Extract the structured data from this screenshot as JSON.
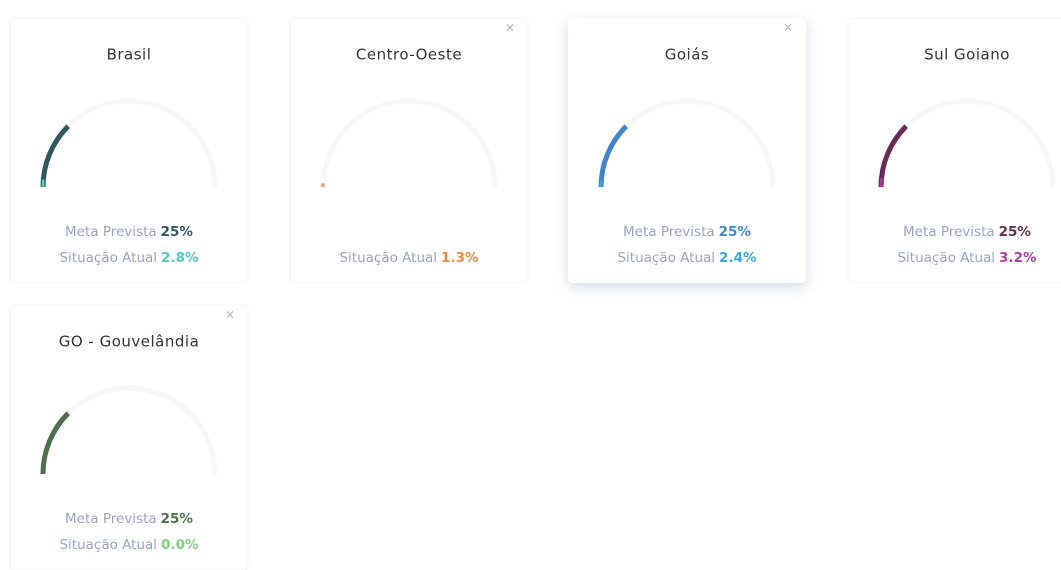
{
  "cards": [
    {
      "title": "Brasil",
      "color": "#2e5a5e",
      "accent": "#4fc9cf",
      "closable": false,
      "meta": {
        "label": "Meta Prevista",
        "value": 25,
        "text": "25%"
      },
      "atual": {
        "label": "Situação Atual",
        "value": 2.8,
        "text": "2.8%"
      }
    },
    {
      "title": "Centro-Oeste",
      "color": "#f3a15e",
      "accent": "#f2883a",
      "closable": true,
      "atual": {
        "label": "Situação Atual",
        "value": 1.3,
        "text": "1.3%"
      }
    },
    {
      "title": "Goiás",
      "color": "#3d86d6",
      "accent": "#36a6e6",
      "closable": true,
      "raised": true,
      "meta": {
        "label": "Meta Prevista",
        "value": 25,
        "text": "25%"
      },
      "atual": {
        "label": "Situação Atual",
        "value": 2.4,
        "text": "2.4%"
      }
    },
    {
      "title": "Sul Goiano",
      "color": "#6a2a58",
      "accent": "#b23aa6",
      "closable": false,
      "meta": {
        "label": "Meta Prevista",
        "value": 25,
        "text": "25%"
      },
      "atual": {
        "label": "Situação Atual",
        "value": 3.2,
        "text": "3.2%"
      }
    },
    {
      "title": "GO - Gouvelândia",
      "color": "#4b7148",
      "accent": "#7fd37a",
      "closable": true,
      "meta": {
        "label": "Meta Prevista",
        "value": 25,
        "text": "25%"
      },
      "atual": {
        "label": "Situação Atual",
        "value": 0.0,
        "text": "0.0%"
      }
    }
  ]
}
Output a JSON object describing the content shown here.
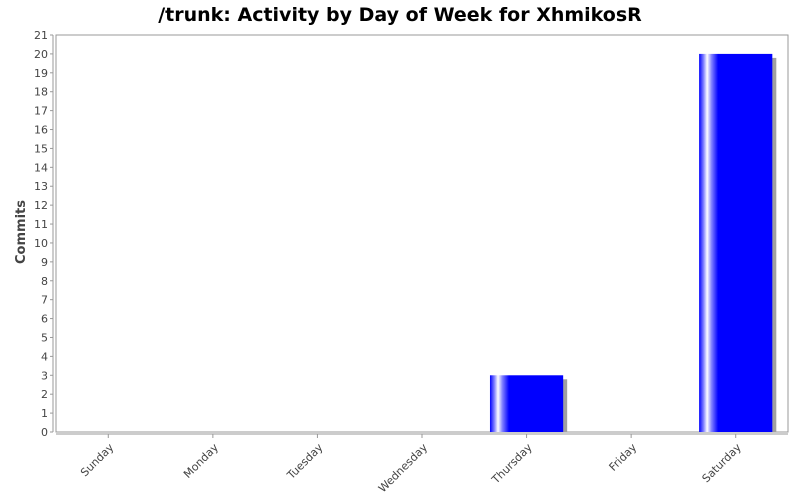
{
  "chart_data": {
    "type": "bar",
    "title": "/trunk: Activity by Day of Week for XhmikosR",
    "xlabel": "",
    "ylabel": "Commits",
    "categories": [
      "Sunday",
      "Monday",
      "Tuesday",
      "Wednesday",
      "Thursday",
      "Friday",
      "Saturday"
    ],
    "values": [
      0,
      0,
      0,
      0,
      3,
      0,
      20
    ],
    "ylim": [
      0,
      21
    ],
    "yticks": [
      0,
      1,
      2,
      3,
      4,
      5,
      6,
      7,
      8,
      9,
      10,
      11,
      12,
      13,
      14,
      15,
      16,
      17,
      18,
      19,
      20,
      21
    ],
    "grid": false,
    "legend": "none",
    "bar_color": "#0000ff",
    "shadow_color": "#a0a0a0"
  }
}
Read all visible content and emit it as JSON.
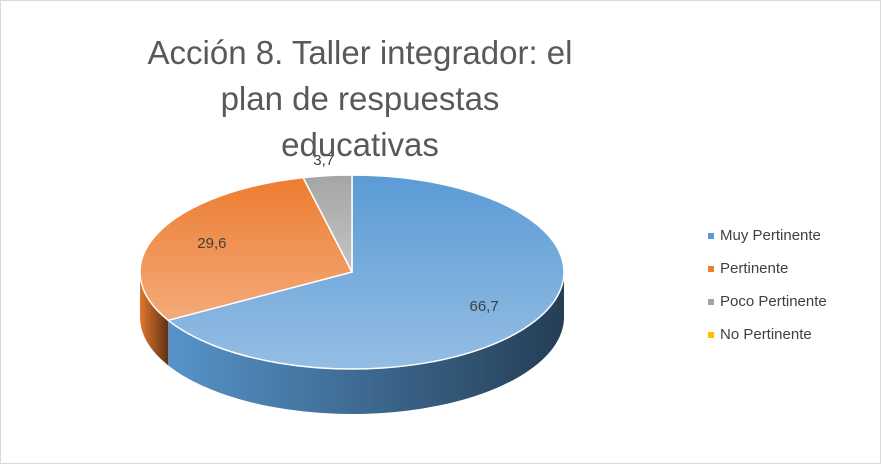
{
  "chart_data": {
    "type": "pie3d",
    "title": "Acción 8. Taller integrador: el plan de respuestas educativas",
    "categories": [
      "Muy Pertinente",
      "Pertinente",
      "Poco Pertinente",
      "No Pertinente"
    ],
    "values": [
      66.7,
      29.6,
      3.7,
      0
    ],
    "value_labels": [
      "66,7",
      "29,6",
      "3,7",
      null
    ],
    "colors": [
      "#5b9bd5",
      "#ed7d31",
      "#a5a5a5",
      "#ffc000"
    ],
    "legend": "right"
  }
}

◇ ◇ ◇

**TASK REQUIREMENTS**
Copy out the data above exactly, except the pictures.

**FULL RESPONSE**
Extract the structured data from this screenshot as JSON.
{
  "cards": [
    {
      "title": "Brasil",
      "color": "#2e5a5e",
      "accent": "#4fc9cf",
      "closable": false,
      "meta": {
        "label": "Meta Prevista",
        "value": 25,
        "text": "25%"
      },
      "atual": {
        "label": "Situação Atual",
        "value": 2.8,
        "text": "2.8%"
      }
    },
    {
      "title": "Centro-Oeste",
      "color": "#f3a15e",
      "accent": "#f2883a",
      "closable": true,
      "atual": {
        "label": "Situação Atual",
        "value": 1.3,
        "text": "1.3%"
      }
    },
    {
      "title": "Goiás",
      "color": "#3d86d6",
      "accent": "#36a6e6",
      "closable": true,
      "raised": true,
      "meta": {
        "label": "Meta Prevista",
        "value": 25,
        "text": "25%"
      },
      "atual": {
        "label": "Situação Atual",
        "value": 2.4,
        "text": "2.4%"
      }
    },
    {
      "title": "Sul Goiano",
      "color": "#6a2a58",
      "accent": "#b23aa6",
      "closable": false,
      "meta": {
        "label": "Meta Prevista",
        "value": 25,
        "text": "25%"
      },
      "atual": {
        "label": "Situação Atual",
        "value": 3.2,
        "text": "3.2%"
      }
    },
    {
      "title": "GO - Gouvelândia",
      "color": "#4b7148",
      "accent": "#7fd37a",
      "closable": true,
      "meta": {
        "label": "Meta Prevista",
        "value": 25,
        "text": "25%"
      },
      "atual": {
        "label": "Situação Atual",
        "value": 0.0,
        "text": "0.0%"
      }
    }
  ]
}
Output a JSON object describing the content shown here.
{
  "chart_data": {
    "type": "bar",
    "title": "/trunk: Activity by Day of Week for XhmikosR",
    "xlabel": "",
    "ylabel": "Commits",
    "categories": [
      "Sunday",
      "Monday",
      "Tuesday",
      "Wednesday",
      "Thursday",
      "Friday",
      "Saturday"
    ],
    "values": [
      0,
      0,
      0,
      0,
      3,
      0,
      20
    ],
    "ylim": [
      0,
      21
    ],
    "yticks": [
      0,
      1,
      2,
      3,
      4,
      5,
      6,
      7,
      8,
      9,
      10,
      11,
      12,
      13,
      14,
      15,
      16,
      17,
      18,
      19,
      20,
      21
    ],
    "grid": false,
    "legend": "none",
    "bar_color": "#0000ff",
    "shadow_color": "#a0a0a0"
  }
}
Read all visible content and emit it as JSON.
{
  "chart_data": {
    "type": "pie3d",
    "title": "Acción 8. Taller integrador: el plan de respuestas educativas",
    "categories": [
      "Muy Pertinente",
      "Pertinente",
      "Poco Pertinente",
      "No Pertinente"
    ],
    "values": [
      66.7,
      29.6,
      3.7,
      0
    ],
    "value_labels": [
      "66,7",
      "29,6",
      "3,7",
      null
    ],
    "colors": [
      "#5b9bd5",
      "#ed7d31",
      "#a5a5a5",
      "#ffc000"
    ],
    "legend": "right"
  }
}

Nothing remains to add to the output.